------ Dataset records ------

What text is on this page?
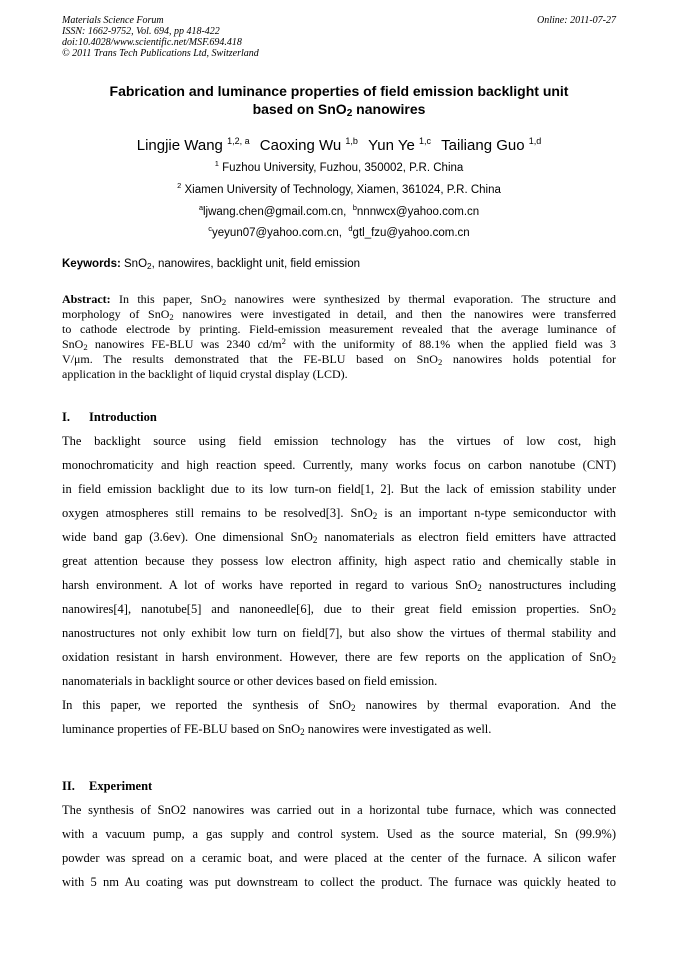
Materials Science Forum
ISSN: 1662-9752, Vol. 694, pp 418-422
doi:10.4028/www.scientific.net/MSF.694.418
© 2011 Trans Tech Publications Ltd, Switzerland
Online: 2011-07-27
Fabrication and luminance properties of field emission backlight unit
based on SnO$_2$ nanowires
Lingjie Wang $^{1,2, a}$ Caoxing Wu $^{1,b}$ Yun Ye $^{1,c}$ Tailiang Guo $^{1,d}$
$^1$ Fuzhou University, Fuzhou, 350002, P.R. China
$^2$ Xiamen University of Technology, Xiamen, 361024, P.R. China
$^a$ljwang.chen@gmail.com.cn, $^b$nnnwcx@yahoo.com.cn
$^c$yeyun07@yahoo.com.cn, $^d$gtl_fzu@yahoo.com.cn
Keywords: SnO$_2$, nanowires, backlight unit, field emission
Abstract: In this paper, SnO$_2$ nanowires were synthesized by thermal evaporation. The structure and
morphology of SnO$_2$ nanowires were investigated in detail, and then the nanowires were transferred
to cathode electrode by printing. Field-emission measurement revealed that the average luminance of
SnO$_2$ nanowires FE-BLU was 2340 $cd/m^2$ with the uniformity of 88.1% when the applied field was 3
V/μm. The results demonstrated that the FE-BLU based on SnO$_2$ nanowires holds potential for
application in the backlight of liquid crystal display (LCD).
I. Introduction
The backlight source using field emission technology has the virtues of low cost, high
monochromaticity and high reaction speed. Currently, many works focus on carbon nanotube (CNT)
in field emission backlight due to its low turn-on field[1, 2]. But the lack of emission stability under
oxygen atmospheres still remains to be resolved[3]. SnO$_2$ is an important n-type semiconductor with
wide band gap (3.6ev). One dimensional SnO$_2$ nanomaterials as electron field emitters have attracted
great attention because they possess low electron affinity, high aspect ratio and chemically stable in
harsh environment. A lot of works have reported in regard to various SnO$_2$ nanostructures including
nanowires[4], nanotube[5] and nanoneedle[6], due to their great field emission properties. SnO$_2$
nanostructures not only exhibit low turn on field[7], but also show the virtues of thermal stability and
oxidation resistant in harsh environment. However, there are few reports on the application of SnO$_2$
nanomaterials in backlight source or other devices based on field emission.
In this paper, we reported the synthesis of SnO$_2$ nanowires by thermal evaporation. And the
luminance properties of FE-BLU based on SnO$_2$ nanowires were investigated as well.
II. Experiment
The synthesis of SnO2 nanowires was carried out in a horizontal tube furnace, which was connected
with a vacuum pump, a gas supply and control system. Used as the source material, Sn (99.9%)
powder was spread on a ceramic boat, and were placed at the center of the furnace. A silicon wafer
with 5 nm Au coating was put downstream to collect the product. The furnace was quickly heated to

------
------ Dataset records ------

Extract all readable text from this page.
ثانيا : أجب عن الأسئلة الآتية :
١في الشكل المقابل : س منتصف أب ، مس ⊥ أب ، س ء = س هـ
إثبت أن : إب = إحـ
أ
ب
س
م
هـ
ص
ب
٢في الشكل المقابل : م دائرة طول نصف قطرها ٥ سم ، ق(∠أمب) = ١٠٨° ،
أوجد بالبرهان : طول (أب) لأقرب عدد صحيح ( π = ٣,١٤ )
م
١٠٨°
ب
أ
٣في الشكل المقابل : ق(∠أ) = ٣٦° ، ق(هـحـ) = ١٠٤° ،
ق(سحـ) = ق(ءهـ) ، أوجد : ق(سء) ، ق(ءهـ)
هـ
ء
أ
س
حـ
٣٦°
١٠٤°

------

→ Set problem: Which lines contain the word "this"? Copy each of them.

→ Task response:
What text is on this page?
Abstract: In this paper, SnO$_2$ nanowires were synthesized by thermal evaporation. The structure and
In this paper, we reported the synthesis of SnO$_2$ nanowires by thermal evaporation. And the
Extract all readable text from this page.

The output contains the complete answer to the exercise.